_Material to process_.

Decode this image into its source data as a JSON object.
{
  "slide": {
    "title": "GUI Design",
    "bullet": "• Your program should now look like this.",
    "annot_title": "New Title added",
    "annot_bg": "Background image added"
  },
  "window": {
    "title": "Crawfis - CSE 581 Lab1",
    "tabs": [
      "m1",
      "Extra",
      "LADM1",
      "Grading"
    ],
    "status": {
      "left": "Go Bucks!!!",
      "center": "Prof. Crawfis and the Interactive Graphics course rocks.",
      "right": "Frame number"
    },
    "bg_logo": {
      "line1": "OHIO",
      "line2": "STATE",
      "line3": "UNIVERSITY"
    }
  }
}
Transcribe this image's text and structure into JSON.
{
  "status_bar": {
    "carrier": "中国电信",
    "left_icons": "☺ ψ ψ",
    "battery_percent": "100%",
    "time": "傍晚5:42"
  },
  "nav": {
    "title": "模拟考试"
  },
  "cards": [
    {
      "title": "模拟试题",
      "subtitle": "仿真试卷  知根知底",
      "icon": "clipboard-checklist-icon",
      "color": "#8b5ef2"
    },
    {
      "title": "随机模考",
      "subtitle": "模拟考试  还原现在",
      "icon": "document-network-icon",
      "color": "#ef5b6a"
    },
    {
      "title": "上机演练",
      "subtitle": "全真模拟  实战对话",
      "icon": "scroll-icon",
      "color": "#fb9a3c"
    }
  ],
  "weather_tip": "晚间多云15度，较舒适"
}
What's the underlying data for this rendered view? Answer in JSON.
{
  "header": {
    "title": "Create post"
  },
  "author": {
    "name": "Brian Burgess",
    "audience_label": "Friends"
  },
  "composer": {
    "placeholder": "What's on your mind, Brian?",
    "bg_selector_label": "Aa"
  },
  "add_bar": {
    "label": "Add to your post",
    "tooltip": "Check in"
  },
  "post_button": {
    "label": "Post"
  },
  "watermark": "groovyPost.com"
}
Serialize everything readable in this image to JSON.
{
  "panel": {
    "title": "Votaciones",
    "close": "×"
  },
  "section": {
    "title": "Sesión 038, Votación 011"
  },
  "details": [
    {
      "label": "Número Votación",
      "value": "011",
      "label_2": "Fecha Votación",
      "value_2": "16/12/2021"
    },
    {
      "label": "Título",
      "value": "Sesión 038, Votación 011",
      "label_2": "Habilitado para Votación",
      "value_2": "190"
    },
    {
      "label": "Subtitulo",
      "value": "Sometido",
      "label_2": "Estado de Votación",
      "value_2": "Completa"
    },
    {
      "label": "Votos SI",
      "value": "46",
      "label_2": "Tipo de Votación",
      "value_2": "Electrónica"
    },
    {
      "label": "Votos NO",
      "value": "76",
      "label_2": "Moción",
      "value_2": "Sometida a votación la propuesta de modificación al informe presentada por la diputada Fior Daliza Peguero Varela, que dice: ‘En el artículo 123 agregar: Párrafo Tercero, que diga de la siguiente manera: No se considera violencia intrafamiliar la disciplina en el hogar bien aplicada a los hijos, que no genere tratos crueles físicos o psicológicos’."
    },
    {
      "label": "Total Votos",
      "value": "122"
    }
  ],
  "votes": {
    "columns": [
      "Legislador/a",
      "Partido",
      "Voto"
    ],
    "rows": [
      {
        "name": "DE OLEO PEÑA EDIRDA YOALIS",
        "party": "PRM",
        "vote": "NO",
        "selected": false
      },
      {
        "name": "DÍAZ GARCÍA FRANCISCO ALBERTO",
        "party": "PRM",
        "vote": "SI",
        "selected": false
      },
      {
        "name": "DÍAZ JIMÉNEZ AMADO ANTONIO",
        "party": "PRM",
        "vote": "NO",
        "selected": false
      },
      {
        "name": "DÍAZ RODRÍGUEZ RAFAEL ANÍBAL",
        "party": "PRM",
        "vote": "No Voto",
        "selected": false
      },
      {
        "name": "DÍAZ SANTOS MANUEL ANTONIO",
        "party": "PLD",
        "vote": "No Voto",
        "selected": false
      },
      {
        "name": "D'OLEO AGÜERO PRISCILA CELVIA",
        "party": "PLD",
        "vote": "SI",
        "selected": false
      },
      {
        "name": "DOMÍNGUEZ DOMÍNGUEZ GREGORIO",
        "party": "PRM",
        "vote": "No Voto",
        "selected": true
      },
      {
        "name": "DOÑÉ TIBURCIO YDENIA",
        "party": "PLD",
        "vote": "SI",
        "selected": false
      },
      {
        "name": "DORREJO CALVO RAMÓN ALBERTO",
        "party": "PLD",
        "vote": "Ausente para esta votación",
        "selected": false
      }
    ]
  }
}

_Written problem_. Tally how many lines of the data include the word "JSON". Write the number and nothing else.

_Written response_. 4